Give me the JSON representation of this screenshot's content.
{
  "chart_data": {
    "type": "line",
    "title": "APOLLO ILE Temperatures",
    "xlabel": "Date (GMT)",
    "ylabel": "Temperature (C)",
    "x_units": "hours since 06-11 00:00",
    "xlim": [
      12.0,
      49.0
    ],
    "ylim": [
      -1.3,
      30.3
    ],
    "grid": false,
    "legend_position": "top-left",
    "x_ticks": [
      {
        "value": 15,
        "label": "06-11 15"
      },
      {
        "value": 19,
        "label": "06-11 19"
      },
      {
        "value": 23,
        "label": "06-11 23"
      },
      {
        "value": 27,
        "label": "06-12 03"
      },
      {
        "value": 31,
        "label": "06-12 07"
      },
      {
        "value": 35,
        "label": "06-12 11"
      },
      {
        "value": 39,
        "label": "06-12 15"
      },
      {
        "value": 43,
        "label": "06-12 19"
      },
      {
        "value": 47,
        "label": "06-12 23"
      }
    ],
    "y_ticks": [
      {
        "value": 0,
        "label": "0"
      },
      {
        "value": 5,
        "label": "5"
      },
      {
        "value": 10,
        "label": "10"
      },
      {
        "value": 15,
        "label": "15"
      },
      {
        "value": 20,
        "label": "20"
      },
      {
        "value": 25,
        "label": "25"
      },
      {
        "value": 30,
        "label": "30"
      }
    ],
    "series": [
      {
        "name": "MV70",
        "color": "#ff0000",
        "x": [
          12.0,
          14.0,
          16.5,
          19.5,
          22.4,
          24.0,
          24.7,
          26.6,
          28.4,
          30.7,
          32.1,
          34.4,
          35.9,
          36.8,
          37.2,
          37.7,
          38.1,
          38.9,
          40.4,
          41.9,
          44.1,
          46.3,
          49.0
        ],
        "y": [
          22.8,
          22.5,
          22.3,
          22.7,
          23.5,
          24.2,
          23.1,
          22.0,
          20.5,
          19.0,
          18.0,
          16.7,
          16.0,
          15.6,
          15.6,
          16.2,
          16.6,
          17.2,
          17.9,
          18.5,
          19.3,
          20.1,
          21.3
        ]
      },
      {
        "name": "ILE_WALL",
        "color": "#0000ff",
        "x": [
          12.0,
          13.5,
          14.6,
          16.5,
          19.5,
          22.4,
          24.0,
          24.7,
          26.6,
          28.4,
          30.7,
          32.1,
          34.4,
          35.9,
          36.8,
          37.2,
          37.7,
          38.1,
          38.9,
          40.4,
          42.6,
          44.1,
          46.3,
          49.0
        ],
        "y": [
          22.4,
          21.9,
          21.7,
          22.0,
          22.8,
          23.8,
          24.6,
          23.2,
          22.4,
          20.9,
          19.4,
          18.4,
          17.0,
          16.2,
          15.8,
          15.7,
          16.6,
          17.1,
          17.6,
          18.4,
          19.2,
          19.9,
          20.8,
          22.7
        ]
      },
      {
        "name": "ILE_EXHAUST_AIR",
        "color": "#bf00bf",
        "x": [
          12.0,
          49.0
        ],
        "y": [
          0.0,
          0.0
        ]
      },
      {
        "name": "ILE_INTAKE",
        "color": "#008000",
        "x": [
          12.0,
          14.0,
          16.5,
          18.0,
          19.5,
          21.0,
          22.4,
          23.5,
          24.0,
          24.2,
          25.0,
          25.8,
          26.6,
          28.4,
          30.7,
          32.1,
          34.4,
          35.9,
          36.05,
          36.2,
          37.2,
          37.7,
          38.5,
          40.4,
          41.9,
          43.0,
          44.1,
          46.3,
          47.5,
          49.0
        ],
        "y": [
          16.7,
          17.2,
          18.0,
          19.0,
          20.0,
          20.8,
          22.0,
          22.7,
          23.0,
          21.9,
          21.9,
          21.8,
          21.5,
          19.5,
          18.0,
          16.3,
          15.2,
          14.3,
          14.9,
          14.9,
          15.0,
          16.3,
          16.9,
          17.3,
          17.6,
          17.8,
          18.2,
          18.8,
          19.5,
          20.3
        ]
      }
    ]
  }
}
· · ·
• **Given problem**
Filter out every line that lacks the word "color", and copy the rest.

• **Solution to the problem**
        "color": "#ff0000",
        "color": "#0000ff",
        "color": "#bf00bf",
        "color": "#008000",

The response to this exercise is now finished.